-- Start PASSAGE TO READ --
The US and British governments have stepped up their campaign of repression and victimization against Edward Snowden and his allies for exposing the worldwide police-state spying by the US National Security Agency and the British GCHQ (Government Communications Headquarters).

The British press reported Saturday that government officials claimed that journalistic activity in support of Snowden’s revelations fell under the legal definition of "terrorism." A newly released document prepared by Scotland Yard used that term to describe the actions of David Miranda, the domestic partner of journalist Glenn Greenwald, who is one of Snowden’s principal collaborators in the campaign to expose illegal spying by the NSA.

In August, Miranda was detained for nine hours and interrogated by British intelligence and police officers when he sought to pass through Heathrow Airport outside London. He was traveling from Berlin, where he had met with filmmaker Laura Poitras, another close associate of Snowden, and was carrying materials from Poitras to the home in Rio de Janeiro, Brazil that he shares with Greenwald.

The British police released Miranda but confiscated all his electronic gear and other materials. A court hearing was held in London last week on a legal action filed by Miranda seeking recovery of the seized items.

According to the Scotland Yard document, "Intelligence indicates that Miranda is likely to be involved in espionage activity which has the potential to act against the interests of UK national security... We assess that Miranda is knowingly carrying material the release of which would endanger people’s lives."

The document continues: "Additionally the disclosure, or threat of disclosure, is designed to influence a government and is made for the purpose of promoting a political or ideological cause. This therefore falls within the definition of terrorism."
-- End PASSAGE TO READ --
-- Start SOURCE EXCERPT --
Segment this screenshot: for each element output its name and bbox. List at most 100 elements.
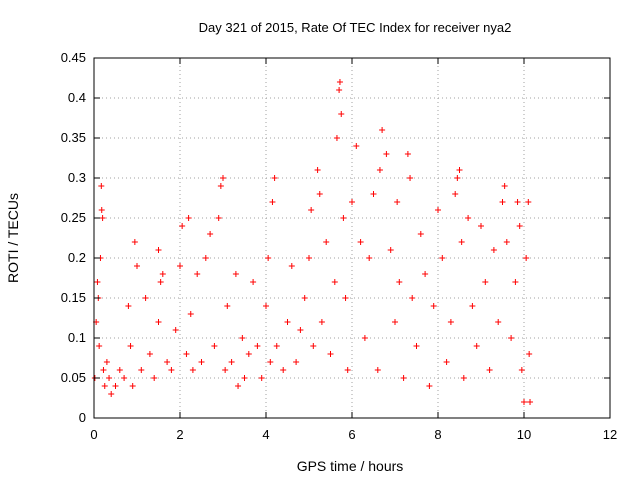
-- End SOURCE EXCERPT --
* [REQUESTS]:
(a) Please rewrite the paragraph in the Snowden article that begins "In August, Miranda was detained" more briefly, keeping its main facts.
(b) In the Snowden article, how long was Miranda detained at Heathrow Airport?
(c) Extend the Snowden article by writing on from its final sentence.

* [ANSWERS TO THE PROBLEMS]:
(a) In August, British intelligence and police officers held Miranda for nine hours at Heathrow Airport and questioned him. He was coming from Berlin, where he had met Laura Poitras, a close associate of Snowden, and was carrying her materials to the Rio de Janeiro home he shares with Greenwald.

(b) Nine hours.

(c)
This statement has the most ominous implications, since the US government has explicitly declared its right to assassinate any individual anywhere in the world whom the president deems to be engaged in "terrorism" directed against the United States or any allied power. Media pundits in the US have publicly called for the killing of Snowden and suggested that Glenn Greenwald could be targeted as well.

Greenwald condemned the British police declaration. "For all the lecturing it doles out to the world about press freedoms, the UK offers virtually none," he wrote in an e-mail to Reuters news service. "They are absolutely and explicitly equating terrorism with journalism."

In the United States, a bipartisan bill was introduced Thursday that would not only rubber-stamp the existing NSA operations against Americans, such as the collection of phone records, but would give the agency expanded authority for e-mail record collection.

The bill, co-sponsored by Democrat Diane Feinstein and Republican Saxby Chambliss, the chairman and ranking minority member of the Senate Intelligence Committee, would give legislative sanction to the decisions of the Foreign Intelligence Surveillance Act court, which has adopted an anything-goes interpretation of a law that was originally enacted to set limits on the activities of the NSA.

Feinstein said she would do "everything I can" to prevent any interruption in the NSA collection of the phone records of Americans. The bill would explicitly authorize the collection of all "business records" maintained by telecommunications companies, terminology that courts have repeatedly interpreted to include all information collected by these companies outside of the actual content of phone calls and e-mail messages.

Feinstein and her Republican counterpart, House Intelligence Committee Chairman Mike Rogers, appeared back-to-back Sunday on the CBS interview program "Face the Nation." The two adopted indistinguishable positions against any concessions to calls for "reining in" the NSA, in the wake of the Snowden exposures.

Both Feinstein and Rogers rejected suggestions that the US government respond favorably to the appeal issued by Snowden, published Sunday in the German magazine Der Spiegel, under the headline, "A Manifesto for the Truth."

Snowden appealed for the US government to treat him as a dissident and not a criminal, and grant him clemency. He wrote, "Citizens have to fight against the suppression of information about affairs of essential importance for the public. Those who speak the truth are not committing a crime." Rather, he argued, it was "criminal surveillance programs" by the US and other governments which threatened privacy, freedom of opinion and democratic rights.

On the ABC interview program "This Week," top White House adviser Dan Pfeiffer dismissed any possibility of clemency, saying the White House would not consider it.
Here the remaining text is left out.